[What is expected]: Leave out the pictures and transcribe everything else exactly.

[Recorded data]:
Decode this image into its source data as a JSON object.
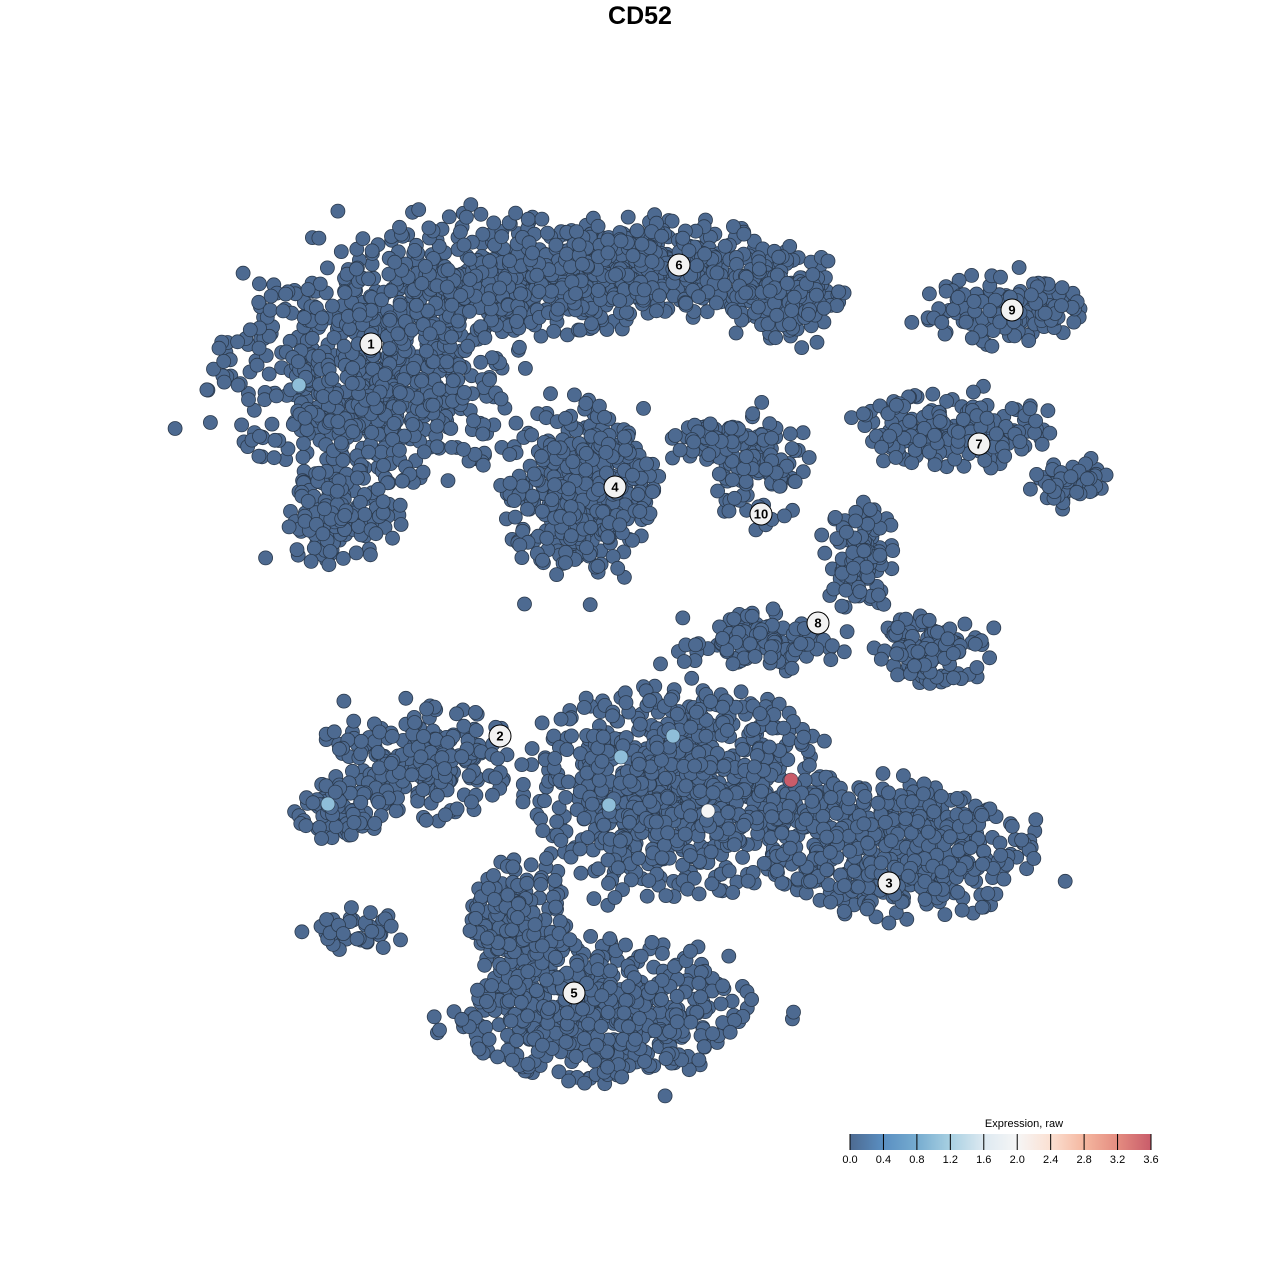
{
  "chart_data": {
    "type": "scatter",
    "title": "CD52",
    "xlabel": "",
    "ylabel": "",
    "axes_visible": false,
    "grid": false,
    "background_expression": 0.0,
    "clusters": [
      {
        "label": "1",
        "center": [
          -26.9,
          29.6
        ]
      },
      {
        "label": "2",
        "center": [
          -14.0,
          -9.6
        ]
      },
      {
        "label": "3",
        "center": [
          24.9,
          -24.3
        ]
      },
      {
        "label": "4",
        "center": [
          -2.5,
          15.3
        ]
      },
      {
        "label": "5",
        "center": [
          -6.6,
          -35.3
        ]
      },
      {
        "label": "6",
        "center": [
          3.9,
          37.5
        ]
      },
      {
        "label": "7",
        "center": [
          33.9,
          19.6
        ]
      },
      {
        "label": "8",
        "center": [
          17.8,
          1.7
        ]
      },
      {
        "label": "9",
        "center": [
          37.2,
          33.0
        ]
      },
      {
        "label": "10",
        "center": [
          12.1,
          12.6
        ]
      }
    ],
    "highlighted_cells": [
      {
        "x": -34.1,
        "y": 25.5,
        "expression": 1.0
      },
      {
        "x": -31.2,
        "y": -16.4,
        "expression": 1.0
      },
      {
        "x": -1.9,
        "y": -11.7,
        "expression": 1.0
      },
      {
        "x": 3.3,
        "y": -9.6,
        "expression": 1.0
      },
      {
        "x": -3.1,
        "y": -16.5,
        "expression": 1.0
      },
      {
        "x": 6.8,
        "y": -17.1,
        "expression": 2.0
      },
      {
        "x": 15.1,
        "y": -14.0,
        "expression": 3.6
      }
    ],
    "legend": {
      "title": "Expression, raw",
      "placement": "bottom-right",
      "ticks": [
        "0.0",
        "0.4",
        "0.8",
        "1.2",
        "1.6",
        "2.0",
        "2.4",
        "2.8",
        "3.2",
        "3.6"
      ],
      "range": [
        0,
        3.6
      ],
      "colors": [
        "#4d6a91",
        "#5a8fc2",
        "#76acd0",
        "#a8d0e2",
        "#dde9f1",
        "#f6f6f6",
        "#fbe0d2",
        "#f5b7a0",
        "#e48c80",
        "#c95c6a"
      ]
    }
  }
}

[Solution for this problem]:
Decode this image into its source data as a JSON object.
{
  "chart_data": {
    "type": "scatter",
    "title": "CD52",
    "xlabel": "",
    "ylabel": "",
    "axes_visible": false,
    "grid": false,
    "background_expression": 0.0,
    "clusters": [
      {
        "label": "1",
        "center": [
          -26.9,
          29.6
        ]
      },
      {
        "label": "2",
        "center": [
          -14.0,
          -9.6
        ]
      },
      {
        "label": "3",
        "center": [
          24.9,
          -24.3
        ]
      },
      {
        "label": "4",
        "center": [
          -2.5,
          15.3
        ]
      },
      {
        "label": "5",
        "center": [
          -6.6,
          -35.3
        ]
      },
      {
        "label": "6",
        "center": [
          3.9,
          37.5
        ]
      },
      {
        "label": "7",
        "center": [
          33.9,
          19.6
        ]
      },
      {
        "label": "8",
        "center": [
          17.8,
          1.7
        ]
      },
      {
        "label": "9",
        "center": [
          37.2,
          33.0
        ]
      },
      {
        "label": "10",
        "center": [
          12.1,
          12.6
        ]
      }
    ],
    "highlighted_cells": [
      {
        "x": -34.1,
        "y": 25.5,
        "expression": 1.0
      },
      {
        "x": -31.2,
        "y": -16.4,
        "expression": 1.0
      },
      {
        "x": -1.9,
        "y": -11.7,
        "expression": 1.0
      },
      {
        "x": 3.3,
        "y": -9.6,
        "expression": 1.0
      },
      {
        "x": -3.1,
        "y": -16.5,
        "expression": 1.0
      },
      {
        "x": 6.8,
        "y": -17.1,
        "expression": 2.0
      },
      {
        "x": 15.1,
        "y": -14.0,
        "expression": 3.6
      }
    ],
    "legend": {
      "title": "Expression, raw",
      "placement": "bottom-right",
      "ticks": [
        "0.0",
        "0.4",
        "0.8",
        "1.2",
        "1.6",
        "2.0",
        "2.4",
        "2.8",
        "3.2",
        "3.6"
      ],
      "range": [
        0,
        3.6
      ],
      "colors": [
        "#4d6a91",
        "#5a8fc2",
        "#76acd0",
        "#a8d0e2",
        "#dde9f1",
        "#f6f6f6",
        "#fbe0d2",
        "#f5b7a0",
        "#e48c80",
        "#c95c6a"
      ]
    }
  }
}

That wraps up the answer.